[Records contained in a dataset]

━━━━━━━━

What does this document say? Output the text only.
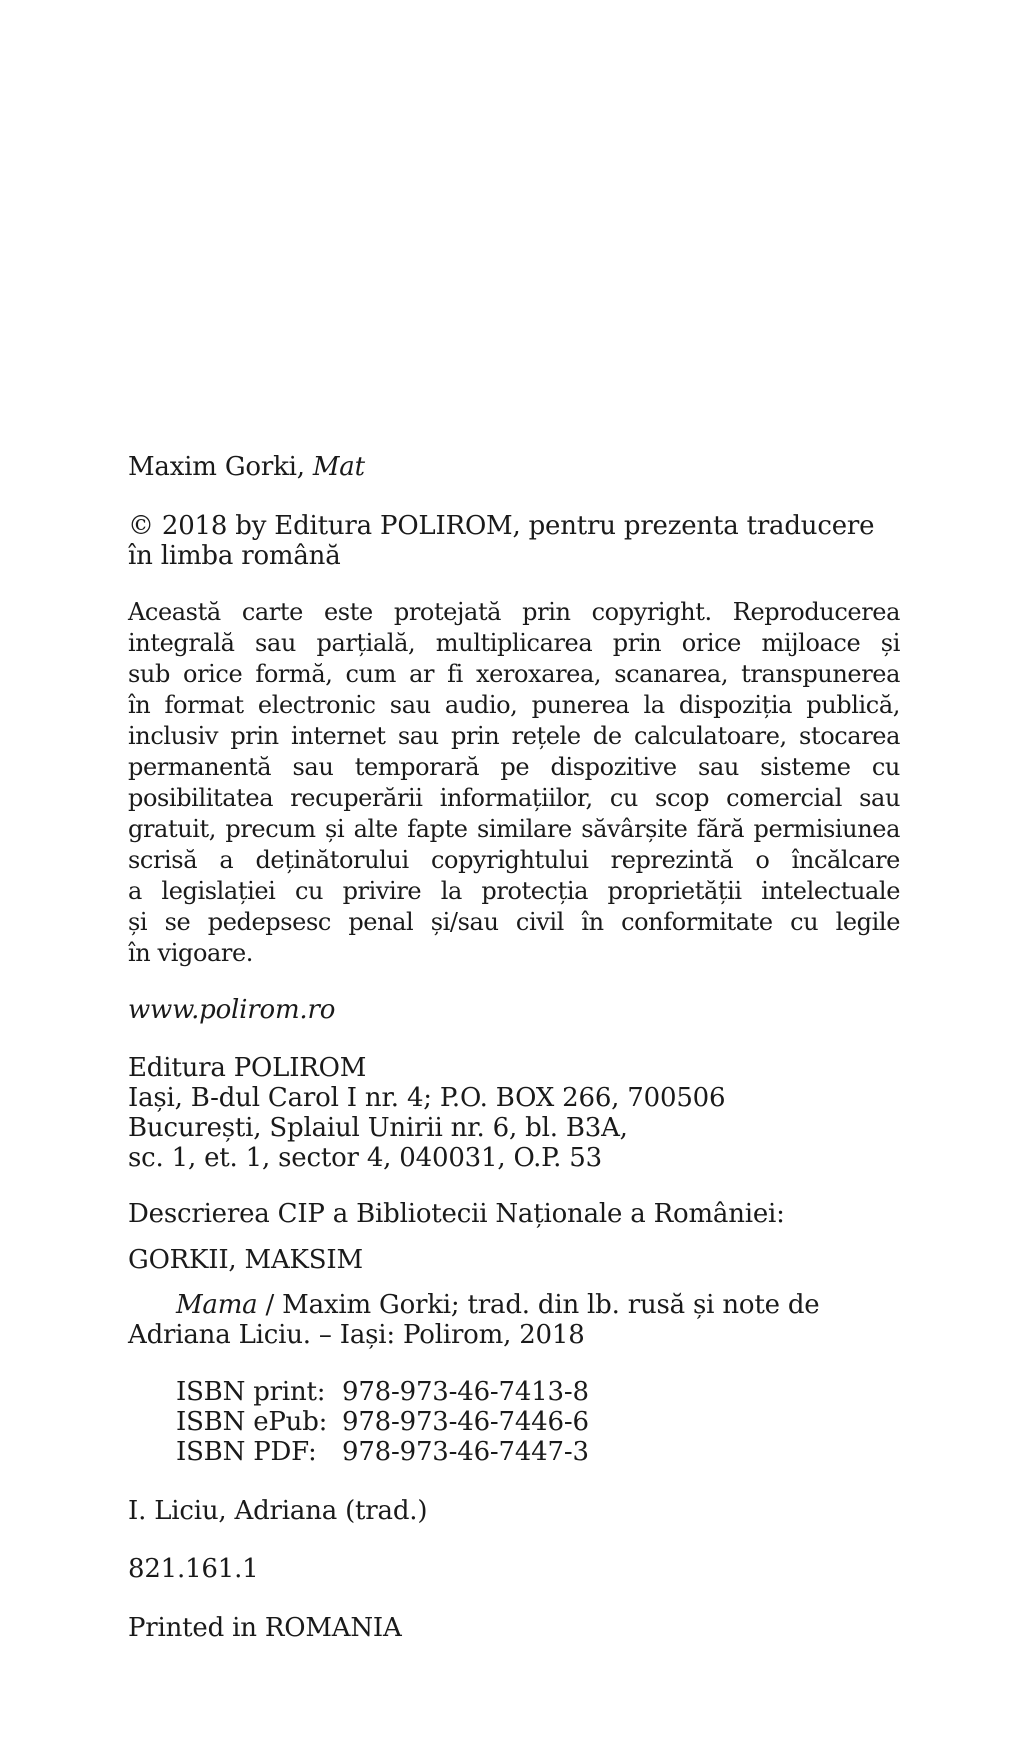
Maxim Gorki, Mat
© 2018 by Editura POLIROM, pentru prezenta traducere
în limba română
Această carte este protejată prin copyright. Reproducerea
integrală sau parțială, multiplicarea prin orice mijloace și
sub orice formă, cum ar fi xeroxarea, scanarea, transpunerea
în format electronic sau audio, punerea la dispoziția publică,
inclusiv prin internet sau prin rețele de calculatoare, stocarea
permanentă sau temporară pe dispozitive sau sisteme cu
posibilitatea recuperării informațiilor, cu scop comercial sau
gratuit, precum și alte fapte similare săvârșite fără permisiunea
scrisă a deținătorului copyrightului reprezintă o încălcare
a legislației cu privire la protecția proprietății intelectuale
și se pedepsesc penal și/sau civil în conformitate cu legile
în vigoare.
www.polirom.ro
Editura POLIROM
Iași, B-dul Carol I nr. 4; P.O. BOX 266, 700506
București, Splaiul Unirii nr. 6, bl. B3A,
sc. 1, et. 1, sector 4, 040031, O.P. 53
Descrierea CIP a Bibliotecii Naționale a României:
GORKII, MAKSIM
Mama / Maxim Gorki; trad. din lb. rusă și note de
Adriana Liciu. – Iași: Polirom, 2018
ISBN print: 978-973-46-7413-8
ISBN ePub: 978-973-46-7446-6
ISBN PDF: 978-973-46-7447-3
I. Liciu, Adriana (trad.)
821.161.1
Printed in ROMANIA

━━━━━━━━

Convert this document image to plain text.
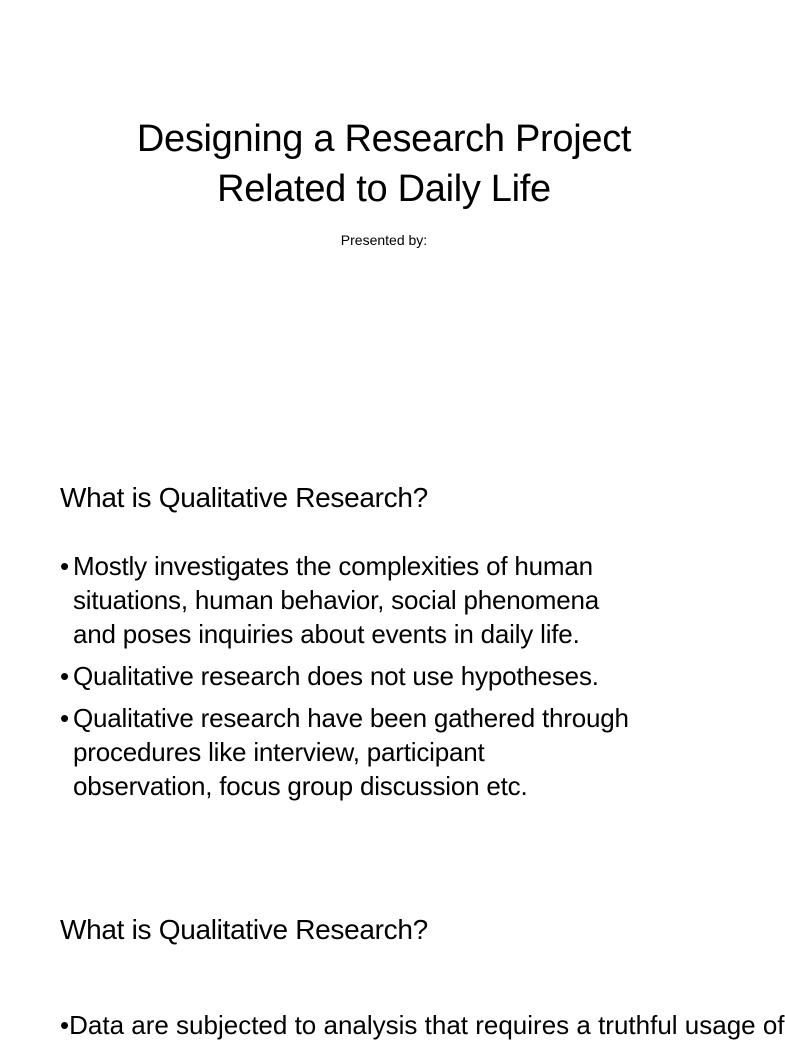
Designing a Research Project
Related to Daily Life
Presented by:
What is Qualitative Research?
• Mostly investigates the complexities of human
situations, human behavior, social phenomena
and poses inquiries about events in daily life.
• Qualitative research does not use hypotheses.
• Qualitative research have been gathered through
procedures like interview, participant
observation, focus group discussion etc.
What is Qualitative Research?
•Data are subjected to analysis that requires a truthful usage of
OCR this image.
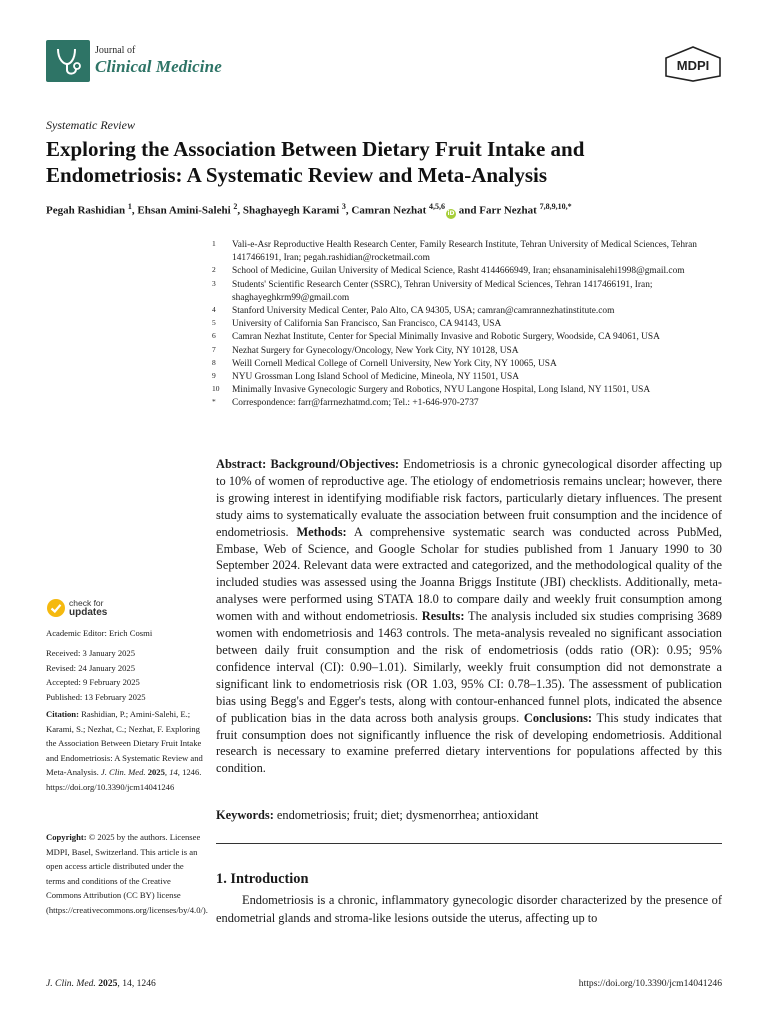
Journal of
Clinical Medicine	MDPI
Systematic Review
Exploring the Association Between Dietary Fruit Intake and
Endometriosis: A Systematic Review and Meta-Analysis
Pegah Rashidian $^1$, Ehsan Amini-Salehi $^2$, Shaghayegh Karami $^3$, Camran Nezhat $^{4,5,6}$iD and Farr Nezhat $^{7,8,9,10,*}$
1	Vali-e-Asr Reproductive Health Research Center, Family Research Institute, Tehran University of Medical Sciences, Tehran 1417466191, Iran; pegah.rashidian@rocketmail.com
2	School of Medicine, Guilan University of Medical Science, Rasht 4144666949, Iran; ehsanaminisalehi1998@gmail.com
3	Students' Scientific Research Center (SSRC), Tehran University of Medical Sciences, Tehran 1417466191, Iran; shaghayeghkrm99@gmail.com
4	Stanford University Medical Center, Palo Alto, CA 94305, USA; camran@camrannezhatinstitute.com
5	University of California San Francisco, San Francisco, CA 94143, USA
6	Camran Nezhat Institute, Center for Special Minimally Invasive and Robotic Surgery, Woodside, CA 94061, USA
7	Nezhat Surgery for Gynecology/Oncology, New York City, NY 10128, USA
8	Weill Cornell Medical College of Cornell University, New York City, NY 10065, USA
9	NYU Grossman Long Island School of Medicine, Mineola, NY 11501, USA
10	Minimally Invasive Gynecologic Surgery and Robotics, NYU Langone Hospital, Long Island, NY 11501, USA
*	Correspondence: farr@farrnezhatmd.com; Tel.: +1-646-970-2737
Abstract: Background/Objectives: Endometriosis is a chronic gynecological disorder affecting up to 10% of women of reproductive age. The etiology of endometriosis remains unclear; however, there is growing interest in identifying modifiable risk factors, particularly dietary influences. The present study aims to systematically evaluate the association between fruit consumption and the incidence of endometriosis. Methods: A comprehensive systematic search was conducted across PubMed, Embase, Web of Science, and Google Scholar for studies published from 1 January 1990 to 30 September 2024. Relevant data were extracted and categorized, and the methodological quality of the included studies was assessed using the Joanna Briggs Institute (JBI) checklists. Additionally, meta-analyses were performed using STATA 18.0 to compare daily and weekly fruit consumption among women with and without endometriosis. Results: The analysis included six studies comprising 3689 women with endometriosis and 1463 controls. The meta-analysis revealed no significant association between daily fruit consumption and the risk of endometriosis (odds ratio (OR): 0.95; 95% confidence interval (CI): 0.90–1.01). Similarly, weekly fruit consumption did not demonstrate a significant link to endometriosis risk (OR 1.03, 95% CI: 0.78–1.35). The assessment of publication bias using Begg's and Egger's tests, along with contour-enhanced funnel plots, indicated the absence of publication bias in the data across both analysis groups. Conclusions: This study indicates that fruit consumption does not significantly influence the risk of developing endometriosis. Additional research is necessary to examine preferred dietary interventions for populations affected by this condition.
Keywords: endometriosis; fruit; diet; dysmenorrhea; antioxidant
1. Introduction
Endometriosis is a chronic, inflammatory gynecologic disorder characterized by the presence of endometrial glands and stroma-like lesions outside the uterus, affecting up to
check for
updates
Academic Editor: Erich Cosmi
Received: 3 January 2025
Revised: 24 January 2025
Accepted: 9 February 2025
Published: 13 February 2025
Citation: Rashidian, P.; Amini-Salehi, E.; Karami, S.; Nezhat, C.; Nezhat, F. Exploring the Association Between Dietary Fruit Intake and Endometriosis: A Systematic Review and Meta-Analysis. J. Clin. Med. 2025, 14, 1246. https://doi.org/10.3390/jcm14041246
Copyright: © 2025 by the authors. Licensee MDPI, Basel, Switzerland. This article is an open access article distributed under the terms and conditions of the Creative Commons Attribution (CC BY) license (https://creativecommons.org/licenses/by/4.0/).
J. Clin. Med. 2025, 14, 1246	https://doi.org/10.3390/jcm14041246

━━━━━━━━

Task:
Read through the entries and copy every line that includes "ISBN".

The reply:
ISBN print: 978-973-46-7413-8
ISBN ePub: 978-973-46-7446-6
ISBN PDF: 978-973-46-7447-3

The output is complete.